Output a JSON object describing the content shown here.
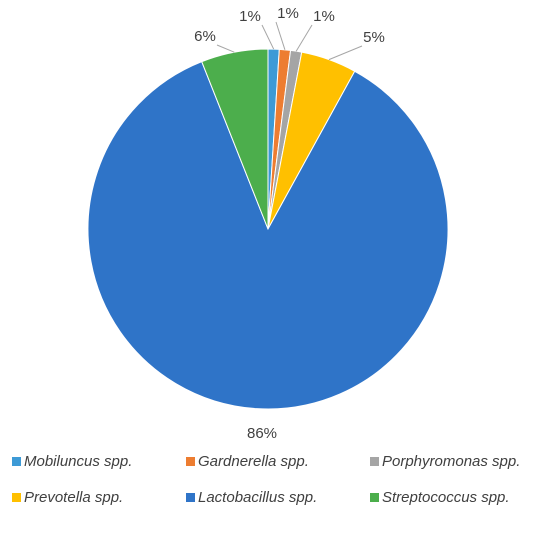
{
  "chart_data": {
    "type": "pie",
    "categories": [
      "Mobiluncus spp.",
      "Gardnerella spp.",
      "Porphyromonas spp.",
      "Prevotella spp.",
      "Lactobacillus spp.",
      "Streptococcus spp."
    ],
    "values": [
      1,
      1,
      1,
      5,
      86,
      6
    ],
    "value_labels": [
      "1%",
      "1%",
      "1%",
      "5%",
      "86%",
      "6%"
    ],
    "colors": [
      "#3d9ad6",
      "#ed7d31",
      "#a5a5a5",
      "#ffc000",
      "#2f74c8",
      "#4cae4c"
    ],
    "legend": "bottom"
  }
}
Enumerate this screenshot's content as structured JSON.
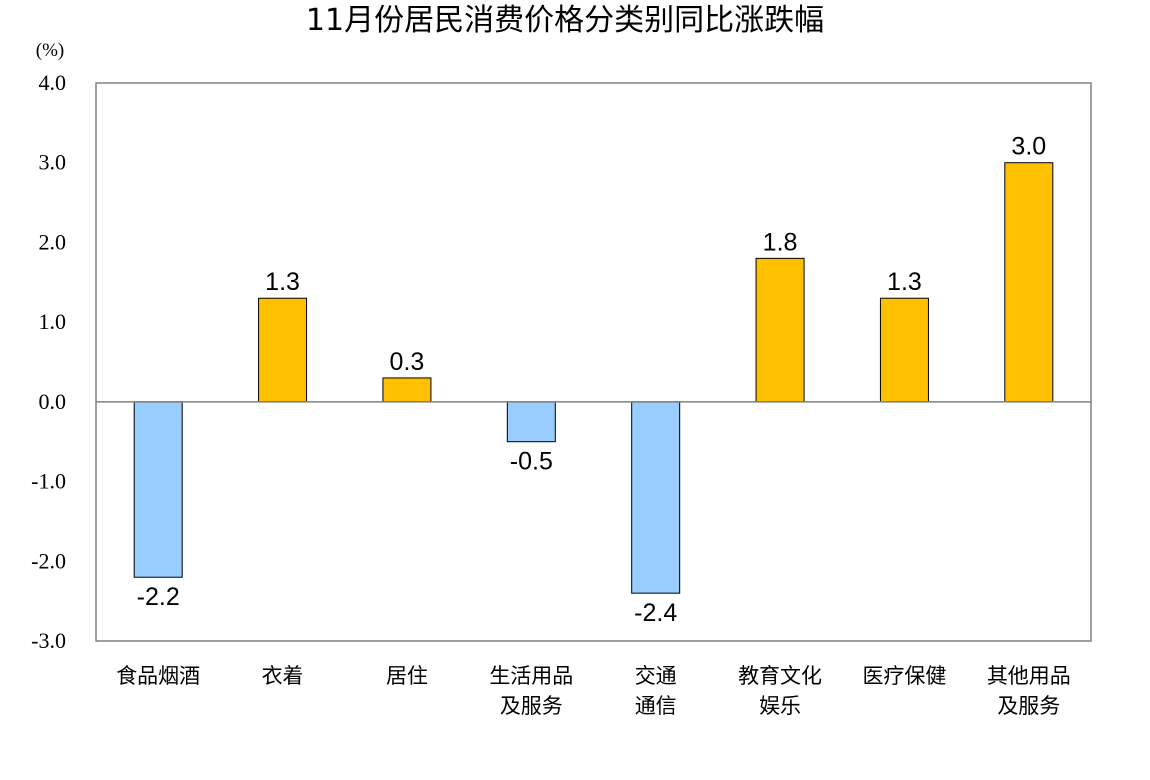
{
  "chart_data": {
    "type": "bar",
    "title": "11月份居民消费价格分类别同比涨跌幅",
    "unit_label": "(%)",
    "xlabel": "",
    "ylabel": "",
    "ylim": [
      -3.0,
      4.0
    ],
    "yticks": [
      "4.0",
      "3.0",
      "2.0",
      "1.0",
      "0.0",
      "-1.0",
      "-2.0",
      "-3.0"
    ],
    "ytick_values": [
      4,
      3,
      2,
      1,
      0,
      -1,
      -2,
      -3
    ],
    "categories": [
      [
        "食品烟酒"
      ],
      [
        "衣着"
      ],
      [
        "居住"
      ],
      [
        "生活用品",
        "及服务"
      ],
      [
        "交通",
        "通信"
      ],
      [
        "教育文化",
        "娱乐"
      ],
      [
        "医疗保健"
      ],
      [
        "其他用品",
        "及服务"
      ]
    ],
    "values": [
      -2.2,
      1.3,
      0.3,
      -0.5,
      -2.4,
      1.8,
      1.3,
      3.0
    ],
    "value_labels": [
      "-2.2",
      "1.3",
      "0.3",
      "-0.5",
      "-2.4",
      "1.8",
      "1.3",
      "3.0"
    ],
    "grid": false,
    "legend": "none",
    "colors": {
      "positive": "#FFC000",
      "negative": "#99CCFF",
      "bar_edge": "#000000",
      "frame": "#808080",
      "zero_line": "#808080"
    }
  }
}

### [PROBLEM TO WORK ON]
The records above must be printed exactly; the pictures stay out.

### [OUTPUT OF THE TASK]
Output a JSON object describing the content shown here.
{
  "chart_data": {
    "type": "pie",
    "categories": [
      "Mobiluncus spp.",
      "Gardnerella spp.",
      "Porphyromonas spp.",
      "Prevotella spp.",
      "Lactobacillus spp.",
      "Streptococcus spp."
    ],
    "values": [
      1,
      1,
      1,
      5,
      86,
      6
    ],
    "value_labels": [
      "1%",
      "1%",
      "1%",
      "5%",
      "86%",
      "6%"
    ],
    "colors": [
      "#3d9ad6",
      "#ed7d31",
      "#a5a5a5",
      "#ffc000",
      "#2f74c8",
      "#4cae4c"
    ],
    "legend": "bottom"
  }
}
Enumerate this screenshot's content as structured JSON.
{
  "chart_data": {
    "type": "bar",
    "title": "11月份居民消费价格分类别同比涨跌幅",
    "unit_label": "(%)",
    "xlabel": "",
    "ylabel": "",
    "ylim": [
      -3.0,
      4.0
    ],
    "yticks": [
      "4.0",
      "3.0",
      "2.0",
      "1.0",
      "0.0",
      "-1.0",
      "-2.0",
      "-3.0"
    ],
    "ytick_values": [
      4,
      3,
      2,
      1,
      0,
      -1,
      -2,
      -3
    ],
    "categories": [
      [
        "食品烟酒"
      ],
      [
        "衣着"
      ],
      [
        "居住"
      ],
      [
        "生活用品",
        "及服务"
      ],
      [
        "交通",
        "通信"
      ],
      [
        "教育文化",
        "娱乐"
      ],
      [
        "医疗保健"
      ],
      [
        "其他用品",
        "及服务"
      ]
    ],
    "values": [
      -2.2,
      1.3,
      0.3,
      -0.5,
      -2.4,
      1.8,
      1.3,
      3.0
    ],
    "value_labels": [
      "-2.2",
      "1.3",
      "0.3",
      "-0.5",
      "-2.4",
      "1.8",
      "1.3",
      "3.0"
    ],
    "grid": false,
    "legend": "none",
    "colors": {
      "positive": "#FFC000",
      "negative": "#99CCFF",
      "bar_edge": "#000000",
      "frame": "#808080",
      "zero_line": "#808080"
    }
  }
}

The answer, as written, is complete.